- _Problem to work on_
Copy out all the lines in the records that include the word "kórsetedi".

- _Extracted material_
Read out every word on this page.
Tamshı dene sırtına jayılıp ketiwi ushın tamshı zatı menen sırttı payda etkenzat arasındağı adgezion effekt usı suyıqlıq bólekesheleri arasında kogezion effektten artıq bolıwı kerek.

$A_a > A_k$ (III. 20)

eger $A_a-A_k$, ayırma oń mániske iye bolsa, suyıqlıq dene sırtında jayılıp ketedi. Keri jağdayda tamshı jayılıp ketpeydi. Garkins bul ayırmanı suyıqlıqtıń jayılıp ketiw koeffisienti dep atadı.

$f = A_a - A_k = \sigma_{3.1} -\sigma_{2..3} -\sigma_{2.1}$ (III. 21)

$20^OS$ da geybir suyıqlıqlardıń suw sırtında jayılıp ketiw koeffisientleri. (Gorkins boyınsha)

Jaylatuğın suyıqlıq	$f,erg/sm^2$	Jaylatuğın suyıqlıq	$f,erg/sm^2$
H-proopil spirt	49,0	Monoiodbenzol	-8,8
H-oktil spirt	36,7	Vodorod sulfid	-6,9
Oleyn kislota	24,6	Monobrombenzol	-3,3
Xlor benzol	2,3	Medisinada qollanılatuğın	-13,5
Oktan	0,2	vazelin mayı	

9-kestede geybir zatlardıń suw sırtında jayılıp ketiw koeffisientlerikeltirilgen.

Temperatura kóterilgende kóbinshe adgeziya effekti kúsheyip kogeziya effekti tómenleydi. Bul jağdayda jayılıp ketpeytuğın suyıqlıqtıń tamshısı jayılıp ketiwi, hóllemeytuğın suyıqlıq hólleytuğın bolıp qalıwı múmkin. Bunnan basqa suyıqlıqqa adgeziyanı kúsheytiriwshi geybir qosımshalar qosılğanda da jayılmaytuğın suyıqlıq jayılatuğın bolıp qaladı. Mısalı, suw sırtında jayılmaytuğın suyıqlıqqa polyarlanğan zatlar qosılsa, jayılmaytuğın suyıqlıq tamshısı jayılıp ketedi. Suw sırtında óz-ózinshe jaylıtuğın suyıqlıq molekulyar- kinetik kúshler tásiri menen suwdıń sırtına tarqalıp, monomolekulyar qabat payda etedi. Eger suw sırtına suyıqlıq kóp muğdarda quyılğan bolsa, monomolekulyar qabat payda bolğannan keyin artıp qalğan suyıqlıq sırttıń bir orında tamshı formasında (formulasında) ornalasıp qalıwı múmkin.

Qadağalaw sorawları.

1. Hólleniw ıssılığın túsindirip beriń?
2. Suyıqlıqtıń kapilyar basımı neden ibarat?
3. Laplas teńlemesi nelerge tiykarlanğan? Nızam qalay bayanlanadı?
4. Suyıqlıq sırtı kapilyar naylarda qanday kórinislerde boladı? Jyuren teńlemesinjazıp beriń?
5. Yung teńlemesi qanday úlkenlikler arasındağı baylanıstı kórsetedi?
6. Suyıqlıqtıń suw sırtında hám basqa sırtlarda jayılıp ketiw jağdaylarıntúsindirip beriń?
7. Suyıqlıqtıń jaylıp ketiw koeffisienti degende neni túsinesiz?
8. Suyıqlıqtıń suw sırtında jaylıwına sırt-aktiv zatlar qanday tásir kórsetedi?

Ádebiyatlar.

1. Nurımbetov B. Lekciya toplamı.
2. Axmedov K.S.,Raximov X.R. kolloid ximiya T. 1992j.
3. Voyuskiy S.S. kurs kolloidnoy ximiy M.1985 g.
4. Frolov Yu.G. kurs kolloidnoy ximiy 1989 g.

- _Answer below_
5. Yung teńlemesi qanday úlkenlikler arasındağı baylanıstı kórsetedi?
8. Suyıqlıqtıń suw sırtında jaylıwına sırt-aktiv zatlar qanday tásir kórsetedi?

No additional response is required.